## Requirement
Tally the lines below that contain "ylabel". The number is the whole answer.

-----

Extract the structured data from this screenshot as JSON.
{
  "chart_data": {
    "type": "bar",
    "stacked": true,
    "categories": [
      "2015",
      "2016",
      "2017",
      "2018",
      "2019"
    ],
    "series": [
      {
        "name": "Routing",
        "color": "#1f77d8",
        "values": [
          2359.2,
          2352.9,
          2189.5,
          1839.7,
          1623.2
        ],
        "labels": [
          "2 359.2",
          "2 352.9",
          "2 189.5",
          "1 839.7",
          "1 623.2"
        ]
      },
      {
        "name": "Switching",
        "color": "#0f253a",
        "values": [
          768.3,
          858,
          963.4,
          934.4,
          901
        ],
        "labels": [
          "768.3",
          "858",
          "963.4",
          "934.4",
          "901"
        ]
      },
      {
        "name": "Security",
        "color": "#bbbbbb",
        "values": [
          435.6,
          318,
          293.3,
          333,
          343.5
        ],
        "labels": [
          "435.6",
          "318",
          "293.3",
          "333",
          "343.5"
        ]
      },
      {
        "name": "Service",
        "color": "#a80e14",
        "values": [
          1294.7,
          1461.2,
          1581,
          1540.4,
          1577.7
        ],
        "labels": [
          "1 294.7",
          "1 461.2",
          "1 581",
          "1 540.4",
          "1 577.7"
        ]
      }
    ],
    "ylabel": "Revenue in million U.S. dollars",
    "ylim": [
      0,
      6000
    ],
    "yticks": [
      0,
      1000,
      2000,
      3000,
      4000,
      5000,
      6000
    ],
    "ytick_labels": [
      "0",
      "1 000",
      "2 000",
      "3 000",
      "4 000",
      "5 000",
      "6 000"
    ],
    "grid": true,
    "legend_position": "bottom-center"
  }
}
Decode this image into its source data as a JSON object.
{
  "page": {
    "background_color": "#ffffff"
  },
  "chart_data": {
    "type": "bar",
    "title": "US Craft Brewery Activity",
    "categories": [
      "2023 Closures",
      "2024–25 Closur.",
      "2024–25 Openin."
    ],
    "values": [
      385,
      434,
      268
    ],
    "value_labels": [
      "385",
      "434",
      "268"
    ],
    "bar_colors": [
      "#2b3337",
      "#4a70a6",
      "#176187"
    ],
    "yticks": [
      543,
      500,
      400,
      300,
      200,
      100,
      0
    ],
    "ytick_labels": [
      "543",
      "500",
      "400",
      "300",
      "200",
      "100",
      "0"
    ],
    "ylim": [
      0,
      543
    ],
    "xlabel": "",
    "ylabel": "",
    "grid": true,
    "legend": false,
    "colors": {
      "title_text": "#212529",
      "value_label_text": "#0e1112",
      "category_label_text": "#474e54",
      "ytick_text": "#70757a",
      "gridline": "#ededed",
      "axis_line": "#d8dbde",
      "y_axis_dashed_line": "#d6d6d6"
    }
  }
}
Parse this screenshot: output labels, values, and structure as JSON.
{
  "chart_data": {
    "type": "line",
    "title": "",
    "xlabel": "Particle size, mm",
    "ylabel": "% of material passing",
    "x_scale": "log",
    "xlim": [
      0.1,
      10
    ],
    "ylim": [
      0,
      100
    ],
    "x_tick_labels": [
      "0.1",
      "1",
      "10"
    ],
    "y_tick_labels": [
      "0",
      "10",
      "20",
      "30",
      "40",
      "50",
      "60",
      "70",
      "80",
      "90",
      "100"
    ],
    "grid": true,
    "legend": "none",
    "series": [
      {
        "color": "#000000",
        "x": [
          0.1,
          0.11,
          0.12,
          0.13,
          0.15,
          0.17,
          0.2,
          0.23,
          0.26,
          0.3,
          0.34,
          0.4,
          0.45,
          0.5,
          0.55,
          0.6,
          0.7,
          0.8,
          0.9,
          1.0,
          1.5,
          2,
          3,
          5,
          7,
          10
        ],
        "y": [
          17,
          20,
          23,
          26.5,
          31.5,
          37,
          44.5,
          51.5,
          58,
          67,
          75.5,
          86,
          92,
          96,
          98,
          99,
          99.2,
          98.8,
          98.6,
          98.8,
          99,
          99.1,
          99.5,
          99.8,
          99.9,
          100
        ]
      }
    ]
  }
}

-----

## Result
3